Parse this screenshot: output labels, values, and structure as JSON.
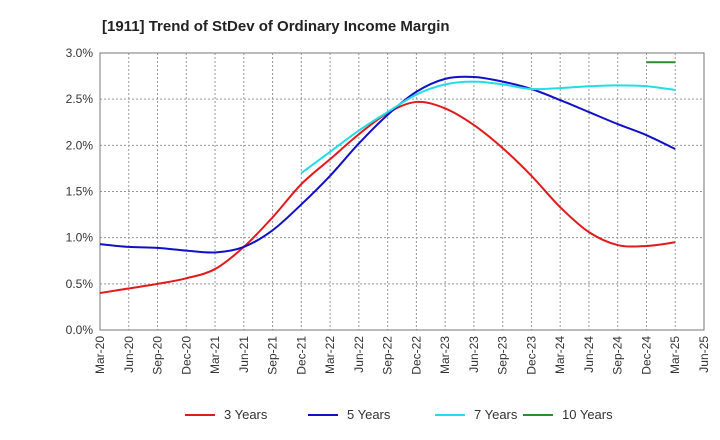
{
  "chart_data": {
    "type": "line",
    "title": "[1911]  Trend of StDev of Ordinary Income Margin",
    "xlabel": "",
    "ylabel": "",
    "ylim": [
      0,
      3.0
    ],
    "y_ticks": [
      "0.0%",
      "0.5%",
      "1.0%",
      "1.5%",
      "2.0%",
      "2.5%",
      "3.0%"
    ],
    "y_tick_values": [
      0,
      0.5,
      1.0,
      1.5,
      2.0,
      2.5,
      3.0
    ],
    "x_ticks": [
      "Mar-20",
      "Jun-20",
      "Sep-20",
      "Dec-20",
      "Mar-21",
      "Jun-21",
      "Sep-21",
      "Dec-21",
      "Mar-22",
      "Jun-22",
      "Sep-22",
      "Dec-22",
      "Mar-23",
      "Jun-23",
      "Sep-23",
      "Dec-23",
      "Mar-24",
      "Jun-24",
      "Sep-24",
      "Dec-24",
      "Mar-25",
      "Jun-25"
    ],
    "grid": true,
    "legend_position": "bottom",
    "series": [
      {
        "name": "3 Years",
        "color": "#e31a1c",
        "x": [
          "Mar-20",
          "Jun-20",
          "Sep-20",
          "Dec-20",
          "Mar-21",
          "Jun-21",
          "Sep-21",
          "Dec-21",
          "Mar-22",
          "Jun-22",
          "Sep-22",
          "Dec-22",
          "Mar-23",
          "Jun-23",
          "Sep-23",
          "Dec-23",
          "Mar-24",
          "Jun-24",
          "Sep-24",
          "Dec-24",
          "Mar-25"
        ],
        "values": [
          0.4,
          0.45,
          0.5,
          0.56,
          0.66,
          0.9,
          1.22,
          1.58,
          1.85,
          2.12,
          2.35,
          2.47,
          2.4,
          2.22,
          1.97,
          1.67,
          1.33,
          1.06,
          0.92,
          0.91,
          0.95
        ]
      },
      {
        "name": "5 Years",
        "color": "#1010c8",
        "x": [
          "Mar-20",
          "Jun-20",
          "Sep-20",
          "Dec-20",
          "Mar-21",
          "Jun-21",
          "Sep-21",
          "Dec-21",
          "Mar-22",
          "Jun-22",
          "Sep-22",
          "Dec-22",
          "Mar-23",
          "Jun-23",
          "Sep-23",
          "Dec-23",
          "Mar-24",
          "Jun-24",
          "Sep-24",
          "Dec-24",
          "Mar-25"
        ],
        "values": [
          0.93,
          0.9,
          0.89,
          0.86,
          0.84,
          0.9,
          1.08,
          1.36,
          1.67,
          2.02,
          2.33,
          2.58,
          2.72,
          2.74,
          2.69,
          2.61,
          2.49,
          2.36,
          2.23,
          2.11,
          1.96
        ]
      },
      {
        "name": "7 Years",
        "color": "#22dde6",
        "x": [
          "Dec-21",
          "Mar-22",
          "Jun-22",
          "Sep-22",
          "Dec-22",
          "Mar-23",
          "Jun-23",
          "Sep-23",
          "Dec-23",
          "Mar-24",
          "Jun-24",
          "Sep-24",
          "Dec-24",
          "Mar-25"
        ],
        "values": [
          1.7,
          1.93,
          2.16,
          2.36,
          2.55,
          2.66,
          2.69,
          2.66,
          2.61,
          2.62,
          2.64,
          2.65,
          2.64,
          2.6
        ]
      },
      {
        "name": "10 Years",
        "color": "#2e8b2e",
        "x": [
          "Dec-24",
          "Mar-25"
        ],
        "values": [
          2.9,
          2.9
        ]
      }
    ]
  }
}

__PROBLEM REQUIREMENTS__: Strip the images and reproduce the remaining records precisely.

__FINAL RESULT__:
Parse this screenshot: output labels, values, and structure as JSON.
{
  "chart_data": {
    "type": "line",
    "title": "[1911]  Trend of StDev of Ordinary Income Margin",
    "xlabel": "",
    "ylabel": "",
    "ylim": [
      0,
      3.0
    ],
    "y_ticks": [
      "0.0%",
      "0.5%",
      "1.0%",
      "1.5%",
      "2.0%",
      "2.5%",
      "3.0%"
    ],
    "y_tick_values": [
      0,
      0.5,
      1.0,
      1.5,
      2.0,
      2.5,
      3.0
    ],
    "x_ticks": [
      "Mar-20",
      "Jun-20",
      "Sep-20",
      "Dec-20",
      "Mar-21",
      "Jun-21",
      "Sep-21",
      "Dec-21",
      "Mar-22",
      "Jun-22",
      "Sep-22",
      "Dec-22",
      "Mar-23",
      "Jun-23",
      "Sep-23",
      "Dec-23",
      "Mar-24",
      "Jun-24",
      "Sep-24",
      "Dec-24",
      "Mar-25",
      "Jun-25"
    ],
    "grid": true,
    "legend_position": "bottom",
    "series": [
      {
        "name": "3 Years",
        "color": "#e31a1c",
        "x": [
          "Mar-20",
          "Jun-20",
          "Sep-20",
          "Dec-20",
          "Mar-21",
          "Jun-21",
          "Sep-21",
          "Dec-21",
          "Mar-22",
          "Jun-22",
          "Sep-22",
          "Dec-22",
          "Mar-23",
          "Jun-23",
          "Sep-23",
          "Dec-23",
          "Mar-24",
          "Jun-24",
          "Sep-24",
          "Dec-24",
          "Mar-25"
        ],
        "values": [
          0.4,
          0.45,
          0.5,
          0.56,
          0.66,
          0.9,
          1.22,
          1.58,
          1.85,
          2.12,
          2.35,
          2.47,
          2.4,
          2.22,
          1.97,
          1.67,
          1.33,
          1.06,
          0.92,
          0.91,
          0.95
        ]
      },
      {
        "name": "5 Years",
        "color": "#1010c8",
        "x": [
          "Mar-20",
          "Jun-20",
          "Sep-20",
          "Dec-20",
          "Mar-21",
          "Jun-21",
          "Sep-21",
          "Dec-21",
          "Mar-22",
          "Jun-22",
          "Sep-22",
          "Dec-22",
          "Mar-23",
          "Jun-23",
          "Sep-23",
          "Dec-23",
          "Mar-24",
          "Jun-24",
          "Sep-24",
          "Dec-24",
          "Mar-25"
        ],
        "values": [
          0.93,
          0.9,
          0.89,
          0.86,
          0.84,
          0.9,
          1.08,
          1.36,
          1.67,
          2.02,
          2.33,
          2.58,
          2.72,
          2.74,
          2.69,
          2.61,
          2.49,
          2.36,
          2.23,
          2.11,
          1.96
        ]
      },
      {
        "name": "7 Years",
        "color": "#22dde6",
        "x": [
          "Dec-21",
          "Mar-22",
          "Jun-22",
          "Sep-22",
          "Dec-22",
          "Mar-23",
          "Jun-23",
          "Sep-23",
          "Dec-23",
          "Mar-24",
          "Jun-24",
          "Sep-24",
          "Dec-24",
          "Mar-25"
        ],
        "values": [
          1.7,
          1.93,
          2.16,
          2.36,
          2.55,
          2.66,
          2.69,
          2.66,
          2.61,
          2.62,
          2.64,
          2.65,
          2.64,
          2.6
        ]
      },
      {
        "name": "10 Years",
        "color": "#2e8b2e",
        "x": [
          "Dec-24",
          "Mar-25"
        ],
        "values": [
          2.9,
          2.9
        ]
      }
    ]
  }
}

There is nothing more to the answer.